- [THE PROBLEM]
Set down exactly the lines running from the line with "Transcribe the text in this document." to the end of the listing below, both ends included.

--- EXERCISE MATERIALS ---

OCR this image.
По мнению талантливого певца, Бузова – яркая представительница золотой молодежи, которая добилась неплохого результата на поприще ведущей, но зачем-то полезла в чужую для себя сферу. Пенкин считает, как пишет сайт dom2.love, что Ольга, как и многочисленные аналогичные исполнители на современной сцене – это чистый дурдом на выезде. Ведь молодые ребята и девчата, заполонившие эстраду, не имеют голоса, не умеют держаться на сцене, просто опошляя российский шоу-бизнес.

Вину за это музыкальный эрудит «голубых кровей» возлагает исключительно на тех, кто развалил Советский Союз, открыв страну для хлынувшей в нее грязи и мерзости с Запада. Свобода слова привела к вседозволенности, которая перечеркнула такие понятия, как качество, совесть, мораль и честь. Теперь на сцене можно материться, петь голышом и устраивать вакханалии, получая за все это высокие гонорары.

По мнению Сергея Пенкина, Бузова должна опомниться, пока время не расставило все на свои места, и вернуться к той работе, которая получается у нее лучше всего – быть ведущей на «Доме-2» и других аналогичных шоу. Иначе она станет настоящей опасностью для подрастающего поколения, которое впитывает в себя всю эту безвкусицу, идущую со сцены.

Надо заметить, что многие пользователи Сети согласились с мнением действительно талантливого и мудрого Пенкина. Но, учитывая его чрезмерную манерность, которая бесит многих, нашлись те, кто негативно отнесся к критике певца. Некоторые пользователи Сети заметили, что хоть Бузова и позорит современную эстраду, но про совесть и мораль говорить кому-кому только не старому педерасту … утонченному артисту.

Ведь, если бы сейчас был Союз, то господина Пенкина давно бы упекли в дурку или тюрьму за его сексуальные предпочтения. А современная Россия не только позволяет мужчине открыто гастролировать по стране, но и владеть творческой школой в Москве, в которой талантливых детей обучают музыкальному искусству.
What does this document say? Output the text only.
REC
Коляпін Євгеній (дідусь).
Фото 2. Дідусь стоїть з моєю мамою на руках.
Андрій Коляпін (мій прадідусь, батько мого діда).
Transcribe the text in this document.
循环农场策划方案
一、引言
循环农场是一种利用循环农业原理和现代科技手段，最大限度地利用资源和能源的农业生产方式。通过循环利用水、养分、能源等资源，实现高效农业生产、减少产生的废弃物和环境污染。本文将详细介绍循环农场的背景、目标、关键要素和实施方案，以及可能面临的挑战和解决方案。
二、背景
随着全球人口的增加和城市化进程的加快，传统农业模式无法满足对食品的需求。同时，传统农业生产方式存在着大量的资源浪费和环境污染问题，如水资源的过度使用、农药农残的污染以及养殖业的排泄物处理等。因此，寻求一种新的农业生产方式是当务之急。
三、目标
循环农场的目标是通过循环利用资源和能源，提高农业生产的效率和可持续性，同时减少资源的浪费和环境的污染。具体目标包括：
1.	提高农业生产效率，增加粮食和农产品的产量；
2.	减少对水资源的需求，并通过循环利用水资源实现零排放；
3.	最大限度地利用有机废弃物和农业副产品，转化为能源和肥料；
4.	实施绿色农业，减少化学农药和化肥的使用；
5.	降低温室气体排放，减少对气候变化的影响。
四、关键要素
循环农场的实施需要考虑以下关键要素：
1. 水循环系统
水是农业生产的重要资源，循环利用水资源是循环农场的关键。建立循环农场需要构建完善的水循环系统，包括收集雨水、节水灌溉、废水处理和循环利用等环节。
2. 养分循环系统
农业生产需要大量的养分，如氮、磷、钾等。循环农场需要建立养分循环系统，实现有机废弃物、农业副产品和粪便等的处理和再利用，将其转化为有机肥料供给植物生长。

---

- [ANSWER]
Transcribe the text in this document.
循环农场策划方案
一、引言
循环农场是一种利用循环农业原理和现代科技手段，最大限度地利用资源和能源的农业生产方式。通过循环利用水、养分、能源等资源，实现高效农业生产、减少产生的废弃物和环境污染。本文将详细介绍循环农场的背景、目标、关键要素和实施方案，以及可能面临的挑战和解决方案。
二、背景
随着全球人口的增加和城市化进程的加快，传统农业模式无法满足对食品的需求。同时，传统农业生产方式存在着大量的资源浪费和环境污染问题，如水资源的过度使用、农药农残的污染以及养殖业的排泄物处理等。因此，寻求一种新的农业生产方式是当务之急。
三、目标
循环农场的目标是通过循环利用资源和能源，提高农业生产的效率和可持续性，同时减少资源的浪费和环境的污染。具体目标包括：
1.	提高农业生产效率，增加粮食和农产品的产量；
2.	减少对水资源的需求，并通过循环利用水资源实现零排放；
3.	最大限度地利用有机废弃物和农业副产品，转化为能源和肥料；
4.	实施绿色农业，减少化学农药和化肥的使用；
5.	降低温室气体排放，减少对气候变化的影响。
四、关键要素
循环农场的实施需要考虑以下关键要素：
1. 水循环系统
水是农业生产的重要资源，循环利用水资源是循环农场的关键。建立循环农场需要构建完善的水循环系统，包括收集雨水、节水灌溉、废水处理和循环利用等环节。
2. 养分循环系统
农业生产需要大量的养分，如氮、磷、钾等。循环农场需要建立养分循环系统，实现有机废弃物、农业副产品和粪便等的处理和再利用，将其转化为有机肥料供给植物生长。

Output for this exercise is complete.